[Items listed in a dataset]
------------------------------------------------------------
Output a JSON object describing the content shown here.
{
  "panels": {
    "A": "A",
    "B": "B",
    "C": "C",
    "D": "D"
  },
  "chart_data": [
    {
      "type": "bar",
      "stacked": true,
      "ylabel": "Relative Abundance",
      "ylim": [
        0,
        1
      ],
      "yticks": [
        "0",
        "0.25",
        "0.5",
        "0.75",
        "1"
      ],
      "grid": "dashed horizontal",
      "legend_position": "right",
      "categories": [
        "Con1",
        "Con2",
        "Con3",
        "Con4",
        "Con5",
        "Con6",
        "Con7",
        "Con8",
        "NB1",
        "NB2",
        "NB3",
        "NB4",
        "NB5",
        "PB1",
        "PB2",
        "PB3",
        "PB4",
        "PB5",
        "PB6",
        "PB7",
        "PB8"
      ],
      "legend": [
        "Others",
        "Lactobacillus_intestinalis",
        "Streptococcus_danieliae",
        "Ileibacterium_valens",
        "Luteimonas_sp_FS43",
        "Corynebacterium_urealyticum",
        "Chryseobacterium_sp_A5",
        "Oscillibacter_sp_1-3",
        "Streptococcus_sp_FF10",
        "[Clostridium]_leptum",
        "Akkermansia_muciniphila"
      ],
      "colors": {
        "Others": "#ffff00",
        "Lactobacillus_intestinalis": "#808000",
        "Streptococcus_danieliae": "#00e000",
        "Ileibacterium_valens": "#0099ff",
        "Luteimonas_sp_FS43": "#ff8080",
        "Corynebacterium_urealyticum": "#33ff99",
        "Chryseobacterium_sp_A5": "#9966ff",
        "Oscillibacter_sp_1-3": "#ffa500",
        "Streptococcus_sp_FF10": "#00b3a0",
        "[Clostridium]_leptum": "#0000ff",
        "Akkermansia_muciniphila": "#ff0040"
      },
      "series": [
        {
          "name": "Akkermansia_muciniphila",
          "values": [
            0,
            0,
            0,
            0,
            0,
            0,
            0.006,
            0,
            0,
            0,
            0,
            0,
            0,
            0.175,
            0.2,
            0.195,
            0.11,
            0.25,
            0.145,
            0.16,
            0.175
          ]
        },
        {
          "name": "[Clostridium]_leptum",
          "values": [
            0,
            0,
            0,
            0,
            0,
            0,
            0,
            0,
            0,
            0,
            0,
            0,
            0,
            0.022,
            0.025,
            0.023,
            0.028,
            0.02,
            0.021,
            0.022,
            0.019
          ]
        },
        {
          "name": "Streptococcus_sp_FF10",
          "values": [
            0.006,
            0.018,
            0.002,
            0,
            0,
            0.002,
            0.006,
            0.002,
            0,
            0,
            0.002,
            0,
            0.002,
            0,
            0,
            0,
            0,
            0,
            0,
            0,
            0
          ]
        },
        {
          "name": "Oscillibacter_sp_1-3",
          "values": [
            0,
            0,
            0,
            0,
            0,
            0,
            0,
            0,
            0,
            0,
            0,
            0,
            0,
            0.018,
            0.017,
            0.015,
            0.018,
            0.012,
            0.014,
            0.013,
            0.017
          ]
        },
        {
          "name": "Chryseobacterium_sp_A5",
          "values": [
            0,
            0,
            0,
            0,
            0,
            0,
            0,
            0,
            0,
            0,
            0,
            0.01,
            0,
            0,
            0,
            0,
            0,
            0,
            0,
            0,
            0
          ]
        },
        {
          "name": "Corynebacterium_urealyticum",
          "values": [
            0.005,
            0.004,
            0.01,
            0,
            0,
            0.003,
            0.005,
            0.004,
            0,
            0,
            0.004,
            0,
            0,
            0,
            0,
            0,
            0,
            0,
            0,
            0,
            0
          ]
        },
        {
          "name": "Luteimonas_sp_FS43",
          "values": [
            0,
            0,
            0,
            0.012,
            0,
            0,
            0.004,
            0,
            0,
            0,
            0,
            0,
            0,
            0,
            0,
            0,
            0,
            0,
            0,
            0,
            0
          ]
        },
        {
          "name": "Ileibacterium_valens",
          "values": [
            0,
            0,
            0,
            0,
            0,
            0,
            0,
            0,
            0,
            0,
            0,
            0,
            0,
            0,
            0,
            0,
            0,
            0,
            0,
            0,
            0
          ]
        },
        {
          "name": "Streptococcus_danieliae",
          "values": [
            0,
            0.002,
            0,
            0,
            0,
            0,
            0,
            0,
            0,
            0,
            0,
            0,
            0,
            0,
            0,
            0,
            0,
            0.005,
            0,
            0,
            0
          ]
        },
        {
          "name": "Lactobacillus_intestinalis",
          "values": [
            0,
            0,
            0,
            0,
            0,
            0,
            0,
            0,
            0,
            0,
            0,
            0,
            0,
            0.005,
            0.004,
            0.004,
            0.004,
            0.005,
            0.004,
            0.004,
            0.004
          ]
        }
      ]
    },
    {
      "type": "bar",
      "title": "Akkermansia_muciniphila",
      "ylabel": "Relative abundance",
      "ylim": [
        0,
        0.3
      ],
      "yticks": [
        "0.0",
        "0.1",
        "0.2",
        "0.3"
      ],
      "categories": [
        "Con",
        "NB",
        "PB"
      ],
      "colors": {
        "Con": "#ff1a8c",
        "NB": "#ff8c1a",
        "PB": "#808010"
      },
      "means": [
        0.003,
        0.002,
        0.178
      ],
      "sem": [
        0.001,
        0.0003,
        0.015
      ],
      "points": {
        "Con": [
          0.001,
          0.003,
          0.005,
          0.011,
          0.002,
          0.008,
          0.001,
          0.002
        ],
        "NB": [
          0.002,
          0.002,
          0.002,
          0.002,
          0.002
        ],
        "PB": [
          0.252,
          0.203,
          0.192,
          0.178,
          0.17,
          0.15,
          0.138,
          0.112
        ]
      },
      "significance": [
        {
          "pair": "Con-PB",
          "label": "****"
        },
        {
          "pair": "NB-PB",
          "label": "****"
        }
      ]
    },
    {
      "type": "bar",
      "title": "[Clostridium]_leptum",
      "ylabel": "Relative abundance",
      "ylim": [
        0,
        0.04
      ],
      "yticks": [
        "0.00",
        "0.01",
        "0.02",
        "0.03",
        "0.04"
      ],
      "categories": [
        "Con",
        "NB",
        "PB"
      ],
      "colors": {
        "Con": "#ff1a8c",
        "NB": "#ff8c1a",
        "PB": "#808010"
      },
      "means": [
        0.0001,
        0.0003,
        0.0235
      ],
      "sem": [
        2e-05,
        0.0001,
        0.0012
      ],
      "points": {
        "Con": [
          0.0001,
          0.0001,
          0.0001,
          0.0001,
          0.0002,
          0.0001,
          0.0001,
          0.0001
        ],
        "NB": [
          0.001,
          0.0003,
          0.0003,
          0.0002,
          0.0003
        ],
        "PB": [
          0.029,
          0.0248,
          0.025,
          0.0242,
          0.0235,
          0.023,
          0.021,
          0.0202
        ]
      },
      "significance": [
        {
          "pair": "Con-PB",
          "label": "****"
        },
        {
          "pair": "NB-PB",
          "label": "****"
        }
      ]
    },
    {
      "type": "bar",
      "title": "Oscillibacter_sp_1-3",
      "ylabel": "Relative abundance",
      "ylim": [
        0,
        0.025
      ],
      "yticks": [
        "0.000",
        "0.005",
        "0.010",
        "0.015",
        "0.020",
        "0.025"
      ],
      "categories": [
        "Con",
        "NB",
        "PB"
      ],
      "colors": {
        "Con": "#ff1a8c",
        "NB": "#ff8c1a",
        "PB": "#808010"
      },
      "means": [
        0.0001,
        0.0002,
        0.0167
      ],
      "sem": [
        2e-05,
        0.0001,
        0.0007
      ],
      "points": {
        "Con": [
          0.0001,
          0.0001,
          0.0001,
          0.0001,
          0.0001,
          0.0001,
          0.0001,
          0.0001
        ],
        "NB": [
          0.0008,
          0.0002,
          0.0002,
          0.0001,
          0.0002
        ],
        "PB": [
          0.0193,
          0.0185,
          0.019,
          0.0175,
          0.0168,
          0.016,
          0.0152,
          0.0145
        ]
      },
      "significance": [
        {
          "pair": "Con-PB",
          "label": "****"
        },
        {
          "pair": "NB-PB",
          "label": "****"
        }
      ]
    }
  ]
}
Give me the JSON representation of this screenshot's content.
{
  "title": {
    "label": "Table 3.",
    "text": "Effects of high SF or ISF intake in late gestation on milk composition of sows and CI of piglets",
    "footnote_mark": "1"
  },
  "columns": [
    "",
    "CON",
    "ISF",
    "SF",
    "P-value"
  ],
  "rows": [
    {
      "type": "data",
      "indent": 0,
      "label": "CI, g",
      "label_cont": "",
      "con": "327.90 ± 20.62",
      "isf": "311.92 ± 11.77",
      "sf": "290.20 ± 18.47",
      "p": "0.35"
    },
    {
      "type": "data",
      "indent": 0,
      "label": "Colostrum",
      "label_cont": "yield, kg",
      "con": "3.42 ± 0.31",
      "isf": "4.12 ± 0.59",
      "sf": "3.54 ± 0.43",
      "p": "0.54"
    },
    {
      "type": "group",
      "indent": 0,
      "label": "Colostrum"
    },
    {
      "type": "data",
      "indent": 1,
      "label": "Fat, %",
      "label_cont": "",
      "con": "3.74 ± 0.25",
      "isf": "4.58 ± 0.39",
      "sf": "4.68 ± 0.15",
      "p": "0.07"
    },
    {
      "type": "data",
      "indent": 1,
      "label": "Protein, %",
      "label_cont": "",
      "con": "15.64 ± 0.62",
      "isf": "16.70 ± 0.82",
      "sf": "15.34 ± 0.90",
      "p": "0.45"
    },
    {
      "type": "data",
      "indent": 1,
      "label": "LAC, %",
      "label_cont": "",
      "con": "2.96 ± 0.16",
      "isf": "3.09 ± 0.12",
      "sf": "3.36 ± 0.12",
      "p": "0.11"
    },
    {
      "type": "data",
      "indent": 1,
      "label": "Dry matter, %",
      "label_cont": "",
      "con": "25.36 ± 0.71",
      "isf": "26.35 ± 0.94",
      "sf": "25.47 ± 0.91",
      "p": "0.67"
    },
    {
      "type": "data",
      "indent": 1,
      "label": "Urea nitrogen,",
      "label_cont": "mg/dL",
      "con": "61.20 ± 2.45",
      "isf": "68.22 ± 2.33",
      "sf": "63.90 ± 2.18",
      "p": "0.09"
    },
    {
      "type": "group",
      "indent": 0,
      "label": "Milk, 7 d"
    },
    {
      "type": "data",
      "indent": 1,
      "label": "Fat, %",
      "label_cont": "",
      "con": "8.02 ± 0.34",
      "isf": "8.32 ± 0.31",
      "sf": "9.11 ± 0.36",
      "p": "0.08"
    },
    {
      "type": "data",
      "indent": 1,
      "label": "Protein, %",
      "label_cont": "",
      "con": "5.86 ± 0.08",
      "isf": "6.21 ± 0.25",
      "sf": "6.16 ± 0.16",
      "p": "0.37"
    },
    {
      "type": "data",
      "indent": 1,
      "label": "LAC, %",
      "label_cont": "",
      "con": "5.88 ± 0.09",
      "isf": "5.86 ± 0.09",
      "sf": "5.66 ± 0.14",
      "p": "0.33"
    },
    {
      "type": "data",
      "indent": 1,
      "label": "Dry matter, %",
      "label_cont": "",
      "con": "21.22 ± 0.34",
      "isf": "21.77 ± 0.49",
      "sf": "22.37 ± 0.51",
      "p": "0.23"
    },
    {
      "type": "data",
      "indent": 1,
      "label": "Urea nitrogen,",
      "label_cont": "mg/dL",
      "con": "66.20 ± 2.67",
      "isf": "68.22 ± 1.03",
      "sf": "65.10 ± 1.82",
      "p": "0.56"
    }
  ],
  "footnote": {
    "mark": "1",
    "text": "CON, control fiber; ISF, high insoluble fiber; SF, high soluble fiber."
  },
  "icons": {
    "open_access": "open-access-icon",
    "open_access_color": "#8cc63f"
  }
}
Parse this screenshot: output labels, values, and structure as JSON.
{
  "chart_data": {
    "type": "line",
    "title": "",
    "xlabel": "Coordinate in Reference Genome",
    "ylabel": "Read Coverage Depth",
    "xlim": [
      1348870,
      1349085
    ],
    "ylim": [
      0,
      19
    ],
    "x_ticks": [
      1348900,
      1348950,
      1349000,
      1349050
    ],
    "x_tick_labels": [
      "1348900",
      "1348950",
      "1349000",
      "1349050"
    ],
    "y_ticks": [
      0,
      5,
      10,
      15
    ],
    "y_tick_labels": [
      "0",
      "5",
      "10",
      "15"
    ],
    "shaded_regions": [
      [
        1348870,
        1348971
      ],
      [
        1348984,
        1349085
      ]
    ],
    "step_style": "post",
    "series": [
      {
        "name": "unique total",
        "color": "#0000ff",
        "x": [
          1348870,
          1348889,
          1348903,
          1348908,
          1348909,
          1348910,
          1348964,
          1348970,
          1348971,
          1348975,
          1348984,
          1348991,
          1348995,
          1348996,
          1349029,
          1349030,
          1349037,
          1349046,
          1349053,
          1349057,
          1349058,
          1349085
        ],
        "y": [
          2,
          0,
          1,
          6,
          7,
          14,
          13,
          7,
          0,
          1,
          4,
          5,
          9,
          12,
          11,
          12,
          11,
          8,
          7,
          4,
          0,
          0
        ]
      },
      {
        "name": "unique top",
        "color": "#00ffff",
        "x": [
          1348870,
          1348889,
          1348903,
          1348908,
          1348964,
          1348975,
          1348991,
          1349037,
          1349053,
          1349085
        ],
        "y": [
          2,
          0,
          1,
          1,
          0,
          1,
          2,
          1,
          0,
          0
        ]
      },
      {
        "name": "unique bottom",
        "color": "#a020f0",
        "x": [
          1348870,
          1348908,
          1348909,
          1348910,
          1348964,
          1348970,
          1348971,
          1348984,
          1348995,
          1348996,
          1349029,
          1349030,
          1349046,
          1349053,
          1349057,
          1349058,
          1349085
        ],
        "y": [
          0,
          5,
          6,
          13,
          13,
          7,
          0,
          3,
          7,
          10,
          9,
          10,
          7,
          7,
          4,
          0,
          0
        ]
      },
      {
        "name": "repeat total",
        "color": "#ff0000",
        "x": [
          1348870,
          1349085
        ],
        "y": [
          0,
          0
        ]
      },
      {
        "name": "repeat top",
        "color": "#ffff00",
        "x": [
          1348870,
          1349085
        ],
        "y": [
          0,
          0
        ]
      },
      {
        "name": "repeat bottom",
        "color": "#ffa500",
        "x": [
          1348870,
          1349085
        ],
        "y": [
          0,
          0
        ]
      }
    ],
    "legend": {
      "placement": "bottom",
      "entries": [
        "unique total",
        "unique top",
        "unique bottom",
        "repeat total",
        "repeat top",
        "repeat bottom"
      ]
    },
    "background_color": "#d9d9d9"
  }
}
------------------------------------------------------------
__Problem to solve__
Filter the entries down to the lines with the word "Clostridium" in them, and copy those lines.

__Solution to the exercise__
        "[Clostridium]_leptum",
        "[Clostridium]_leptum": "#0000ff",
          "name": "[Clostridium]_leptum",
      "title": "[Clostridium]_leptum",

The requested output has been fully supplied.